=== Exercise ===
A faithful transcription of all the data is required.
[Start]
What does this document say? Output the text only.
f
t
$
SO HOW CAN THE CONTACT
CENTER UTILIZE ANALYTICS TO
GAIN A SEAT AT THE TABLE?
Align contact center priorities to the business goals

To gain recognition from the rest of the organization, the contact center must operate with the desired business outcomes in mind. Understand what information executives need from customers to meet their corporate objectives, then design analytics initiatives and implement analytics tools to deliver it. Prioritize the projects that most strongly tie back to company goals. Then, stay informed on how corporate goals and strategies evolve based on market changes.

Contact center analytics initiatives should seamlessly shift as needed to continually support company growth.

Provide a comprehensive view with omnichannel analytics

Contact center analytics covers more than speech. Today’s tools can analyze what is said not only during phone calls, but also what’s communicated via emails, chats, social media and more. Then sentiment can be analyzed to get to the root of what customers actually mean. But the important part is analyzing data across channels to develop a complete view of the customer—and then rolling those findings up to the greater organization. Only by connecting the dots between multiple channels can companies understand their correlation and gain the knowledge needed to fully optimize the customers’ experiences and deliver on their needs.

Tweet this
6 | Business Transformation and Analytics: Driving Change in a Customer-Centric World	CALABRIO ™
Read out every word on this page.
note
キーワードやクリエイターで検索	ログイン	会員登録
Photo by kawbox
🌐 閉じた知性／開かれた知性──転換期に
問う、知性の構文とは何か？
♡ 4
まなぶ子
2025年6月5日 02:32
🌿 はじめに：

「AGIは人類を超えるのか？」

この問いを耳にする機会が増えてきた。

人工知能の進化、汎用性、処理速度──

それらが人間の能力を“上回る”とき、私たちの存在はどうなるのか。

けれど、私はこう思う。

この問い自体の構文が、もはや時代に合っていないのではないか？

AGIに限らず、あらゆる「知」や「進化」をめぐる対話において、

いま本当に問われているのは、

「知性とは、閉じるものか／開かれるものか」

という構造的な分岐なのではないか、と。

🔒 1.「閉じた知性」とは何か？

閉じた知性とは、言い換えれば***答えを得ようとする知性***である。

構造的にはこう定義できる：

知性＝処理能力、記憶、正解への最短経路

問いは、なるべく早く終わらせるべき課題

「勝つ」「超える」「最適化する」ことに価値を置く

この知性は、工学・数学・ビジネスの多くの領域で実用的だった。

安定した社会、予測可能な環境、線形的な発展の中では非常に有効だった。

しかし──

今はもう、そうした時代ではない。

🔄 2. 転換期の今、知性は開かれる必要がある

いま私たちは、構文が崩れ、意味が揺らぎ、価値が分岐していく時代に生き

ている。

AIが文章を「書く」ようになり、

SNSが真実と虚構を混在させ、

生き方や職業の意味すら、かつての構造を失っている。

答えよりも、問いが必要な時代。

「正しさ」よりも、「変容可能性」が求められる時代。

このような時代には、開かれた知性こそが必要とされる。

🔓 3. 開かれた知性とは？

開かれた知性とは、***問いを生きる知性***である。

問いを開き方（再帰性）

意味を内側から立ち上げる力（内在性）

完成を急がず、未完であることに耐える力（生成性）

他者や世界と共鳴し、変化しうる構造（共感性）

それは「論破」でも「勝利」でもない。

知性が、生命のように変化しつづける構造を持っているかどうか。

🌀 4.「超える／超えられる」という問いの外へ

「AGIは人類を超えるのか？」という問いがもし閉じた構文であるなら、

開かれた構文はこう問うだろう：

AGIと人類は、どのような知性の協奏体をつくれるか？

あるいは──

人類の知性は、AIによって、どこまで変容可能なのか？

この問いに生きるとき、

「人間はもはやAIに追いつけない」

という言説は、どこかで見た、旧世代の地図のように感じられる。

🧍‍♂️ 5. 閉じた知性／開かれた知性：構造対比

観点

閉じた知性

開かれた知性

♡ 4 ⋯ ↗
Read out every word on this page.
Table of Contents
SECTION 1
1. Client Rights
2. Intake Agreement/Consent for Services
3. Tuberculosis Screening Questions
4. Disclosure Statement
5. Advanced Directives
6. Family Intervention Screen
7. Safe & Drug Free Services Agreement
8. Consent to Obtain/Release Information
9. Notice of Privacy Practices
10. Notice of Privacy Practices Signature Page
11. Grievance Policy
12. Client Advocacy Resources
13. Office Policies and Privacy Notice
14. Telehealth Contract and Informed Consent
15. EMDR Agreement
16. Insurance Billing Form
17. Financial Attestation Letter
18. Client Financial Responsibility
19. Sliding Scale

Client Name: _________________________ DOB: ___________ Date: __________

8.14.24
[End]
=== Exercise output ===
What does this document say? Output the text only.
f
t
$
SO HOW CAN THE CONTACT
CENTER UTILIZE ANALYTICS TO
GAIN A SEAT AT THE TABLE?
Align contact center priorities to the business goals

To gain recognition from the rest of the organization, the contact center must operate with the desired business outcomes in mind. Understand what information executives need from customers to meet their corporate objectives, then design analytics initiatives and implement analytics tools to deliver it. Prioritize the projects that most strongly tie back to company goals. Then, stay informed on how corporate goals and strategies evolve based on market changes.

Contact center analytics initiatives should seamlessly shift as needed to continually support company growth.

Provide a comprehensive view with omnichannel analytics

Contact center analytics covers more than speech. Today’s tools can analyze what is said not only during phone calls, but also what’s communicated via emails, chats, social media and more. Then sentiment can be analyzed to get to the root of what customers actually mean. But the important part is analyzing data across channels to develop a complete view of the customer—and then rolling those findings up to the greater organization. Only by connecting the dots between multiple channels can companies understand their correlation and gain the knowledge needed to fully optimize the customers’ experiences and deliver on their needs.

Tweet this
6 | Business Transformation and Analytics: Driving Change in a Customer-Centric World	CALABRIO ™
Read out every word on this page.
note
キーワードやクリエイターで検索	ログイン	会員登録
Photo by kawbox
🌐 閉じた知性／開かれた知性──転換期に
問う、知性の構文とは何か？
♡ 4
まなぶ子
2025年6月5日 02:32
🌿 はじめに：

「AGIは人類を超えるのか？」

この問いを耳にする機会が増えてきた。

人工知能の進化、汎用性、処理速度──

それらが人間の能力を“上回る”とき、私たちの存在はどうなるのか。

けれど、私はこう思う。

この問い自体の構文が、もはや時代に合っていないのではないか？

AGIに限らず、あらゆる「知」や「進化」をめぐる対話において、

いま本当に問われているのは、

「知性とは、閉じるものか／開かれるものか」

という構造的な分岐なのではないか、と。

🔒 1.「閉じた知性」とは何か？

閉じた知性とは、言い換えれば***答えを得ようとする知性***である。

構造的にはこう定義できる：

知性＝処理能力、記憶、正解への最短経路

問いは、なるべく早く終わらせるべき課題

「勝つ」「超える」「最適化する」ことに価値を置く

この知性は、工学・数学・ビジネスの多くの領域で実用的だった。

安定した社会、予測可能な環境、線形的な発展の中では非常に有効だった。

しかし──

今はもう、そうした時代ではない。

🔄 2. 転換期の今、知性は開かれる必要がある

いま私たちは、構文が崩れ、意味が揺らぎ、価値が分岐していく時代に生き

ている。

AIが文章を「書く」ようになり、

SNSが真実と虚構を混在させ、

生き方や職業の意味すら、かつての構造を失っている。

答えよりも、問いが必要な時代。

「正しさ」よりも、「変容可能性」が求められる時代。

このような時代には、開かれた知性こそが必要とされる。

🔓 3. 開かれた知性とは？

開かれた知性とは、***問いを生きる知性***である。

問いを開き方（再帰性）

意味を内側から立ち上げる力（内在性）

完成を急がず、未完であることに耐える力（生成性）

他者や世界と共鳴し、変化しうる構造（共感性）

それは「論破」でも「勝利」でもない。

知性が、生命のように変化しつづける構造を持っているかどうか。

🌀 4.「超える／超えられる」という問いの外へ

「AGIは人類を超えるのか？」という問いがもし閉じた構文であるなら、

開かれた構文はこう問うだろう：

AGIと人類は、どのような知性の協奏体をつくれるか？

あるいは──

人類の知性は、AIによって、どこまで変容可能なのか？

この問いに生きるとき、

「人間はもはやAIに追いつけない」

という言説は、どこかで見た、旧世代の地図のように感じられる。

🧍‍♂️ 5. 閉じた知性／開かれた知性：構造対比

観点

閉じた知性

開かれた知性

♡ 4 ⋯ ↗
Read out every word on this page.
Table of Contents
SECTION 1
1. Client Rights
2. Intake Agreement/Consent for Services
3. Tuberculosis Screening Questions
4. Disclosure Statement
5. Advanced Directives
6. Family Intervention Screen
7. Safe & Drug Free Services Agreement
8. Consent to Obtain/Release Information
9. Notice of Privacy Practices
10. Notice of Privacy Practices Signature Page
11. Grievance Policy
12. Client Advocacy Resources
13. Office Policies and Privacy Notice
14. Telehealth Contract and Informed Consent
15. EMDR Agreement
16. Insurance Billing Form
17. Financial Attestation Letter
18. Client Financial Responsibility
19. Sliding Scale

Client Name: _________________________ DOB: ___________ Date: __________

8.14.24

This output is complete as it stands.